TASK TO COMPLETE:
Give a verbatim copy of the lines below, minus the pictures.

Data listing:
====

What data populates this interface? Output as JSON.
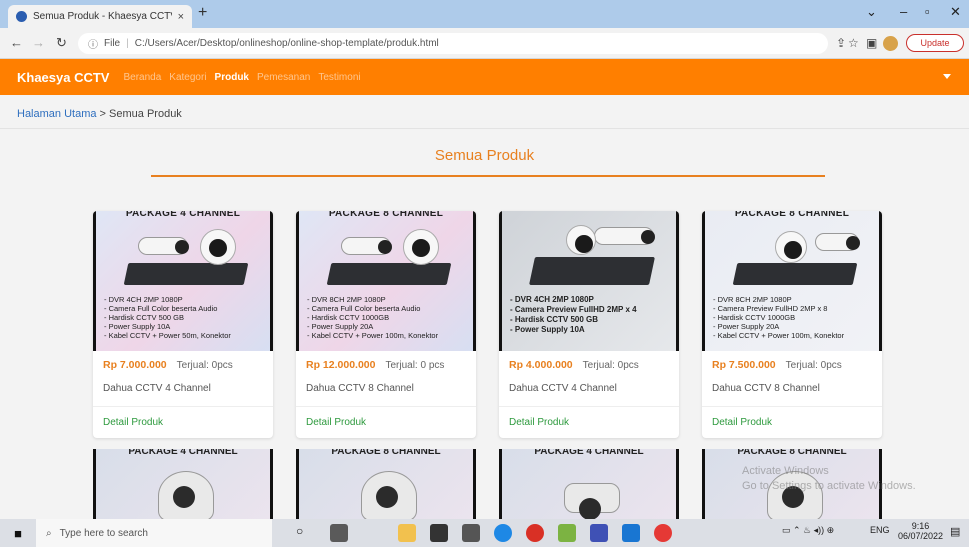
{
  "browser": {
    "tab_title": "Semua Produk - Khaesya CCTV",
    "tab_close": "×",
    "new_tab": "+",
    "url": "C:/Users/Acer/Desktop/onlineshop/online-shop-template/produk.html",
    "file_label": "File",
    "update_label": "Update"
  },
  "navbar": {
    "brand": "Khaesya CCTV",
    "links": [
      "Beranda",
      "Kategori",
      "Produk",
      "Pemesanan",
      "Testimoni"
    ],
    "active": "Produk"
  },
  "breadcrumb": {
    "home": "Halaman Utama",
    "separator": ">",
    "current": "Semua Produk"
  },
  "section_title": "Semua Produk",
  "products": [
    {
      "heading": "PACKAGE 4 CHANNEL",
      "specs": [
        "- DVR 4CH 2MP 1080P",
        "- Camera Full Color beserta Audio",
        "- Hardisk CCTV 500 GB",
        "- Power Supply 10A",
        "- Kabel CCTV + Power 50m, Konektor"
      ],
      "price": "Rp 7.000.000",
      "sold": "Terjual: 0pcs",
      "name": "Dahua CCTV 4 Channel",
      "link": "Detail Produk"
    },
    {
      "heading": "PACKAGE 8 CHANNEL",
      "specs": [
        "- DVR 8CH 2MP 1080P",
        "- Camera Full Color beserta Audio",
        "- Hardisk CCTV 1000GB",
        "- Power Supply 20A",
        "- Kabel CCTV + Power 100m, Konektor"
      ],
      "price": "Rp 12.000.000",
      "sold": "Terjual: 0 pcs",
      "name": "Dahua CCTV 8 Channel",
      "link": "Detail Produk"
    },
    {
      "heading": "",
      "specs": [
        "- DVR 4CH 2MP 1080P",
        "- Camera Preview FullHD 2MP x 4",
        "- Hardisk CCTV 500 GB",
        "- Power Supply 10A"
      ],
      "price": "Rp 4.000.000",
      "sold": "Terjual: 0pcs",
      "name": "Dahua CCTV 4 Channel",
      "link": "Detail Produk"
    },
    {
      "heading": "PACKAGE 8 CHANNEL",
      "specs": [
        "- DVR 8CH 2MP 1080P",
        "- Camera Preview FullHD 2MP x 8",
        "- Hardisk CCTV 1000GB",
        "- Power Supply 20A",
        "- Kabel CCTV + Power 100m, Konektor"
      ],
      "price": "Rp 7.500.000",
      "sold": "Terjual: 0pcs",
      "name": "Dahua CCTV 8 Channel",
      "link": "Detail Produk"
    }
  ],
  "second_row": [
    "PACKAGE 4 CHANNEL",
    "PACKAGE 8 CHANNEL",
    "PACKAGE 4 CHANNEL",
    "PACKAGE 8 CHANNEL"
  ],
  "watermark": [
    "Activate Windows",
    "Go to Settings to activate Windows."
  ],
  "taskbar": {
    "search_placeholder": "Type here to search",
    "lang": "ENG",
    "time": "9:16",
    "date": "06/07/2022"
  },
  "colors": {
    "accent": "#ff7f00",
    "title": "#e8801f",
    "link_green": "#2e9a3e"
  }
}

====

OUTPUT OF THE EXERCISE:
What data populates this interface? Output as JSON.
{
  "browser": {
    "tab_title": "Semua Produk - Khaesya CCTV",
    "tab_close": "×",
    "new_tab": "+",
    "url": "C:/Users/Acer/Desktop/onlineshop/online-shop-template/produk.html",
    "file_label": "File",
    "update_label": "Update"
  },
  "navbar": {
    "brand": "Khaesya CCTV",
    "links": [
      "Beranda",
      "Kategori",
      "Produk",
      "Pemesanan",
      "Testimoni"
    ],
    "active": "Produk"
  },
  "breadcrumb": {
    "home": "Halaman Utama",
    "separator": ">",
    "current": "Semua Produk"
  },
  "section_title": "Semua Produk",
  "products": [
    {
      "heading": "PACKAGE 4 CHANNEL",
      "specs": [
        "- DVR 4CH 2MP 1080P",
        "- Camera Full Color beserta Audio",
        "- Hardisk CCTV 500 GB",
        "- Power Supply 10A",
        "- Kabel CCTV + Power 50m, Konektor"
      ],
      "price": "Rp 7.000.000",
      "sold": "Terjual: 0pcs",
      "name": "Dahua CCTV 4 Channel",
      "link": "Detail Produk"
    },
    {
      "heading": "PACKAGE 8 CHANNEL",
      "specs": [
        "- DVR 8CH 2MP 1080P",
        "- Camera Full Color beserta Audio",
        "- Hardisk CCTV 1000GB",
        "- Power Supply 20A",
        "- Kabel CCTV + Power 100m, Konektor"
      ],
      "price": "Rp 12.000.000",
      "sold": "Terjual: 0 pcs",
      "name": "Dahua CCTV 8 Channel",
      "link": "Detail Produk"
    },
    {
      "heading": "",
      "specs": [
        "- DVR 4CH 2MP 1080P",
        "- Camera Preview FullHD 2MP x 4",
        "- Hardisk CCTV 500 GB",
        "- Power Supply 10A"
      ],
      "price": "Rp 4.000.000",
      "sold": "Terjual: 0pcs",
      "name": "Dahua CCTV 4 Channel",
      "link": "Detail Produk"
    },
    {
      "heading": "PACKAGE 8 CHANNEL",
      "specs": [
        "- DVR 8CH 2MP 1080P",
        "- Camera Preview FullHD 2MP x 8",
        "- Hardisk CCTV 1000GB",
        "- Power Supply 20A",
        "- Kabel CCTV + Power 100m, Konektor"
      ],
      "price": "Rp 7.500.000",
      "sold": "Terjual: 0pcs",
      "name": "Dahua CCTV 8 Channel",
      "link": "Detail Produk"
    }
  ],
  "second_row": [
    "PACKAGE 4 CHANNEL",
    "PACKAGE 8 CHANNEL",
    "PACKAGE 4 CHANNEL",
    "PACKAGE 8 CHANNEL"
  ],
  "watermark": [
    "Activate Windows",
    "Go to Settings to activate Windows."
  ],
  "taskbar": {
    "search_placeholder": "Type here to search",
    "lang": "ENG",
    "time": "9:16",
    "date": "06/07/2022"
  },
  "colors": {
    "accent": "#ff7f00",
    "title": "#e8801f",
    "link_green": "#2e9a3e"
  }
}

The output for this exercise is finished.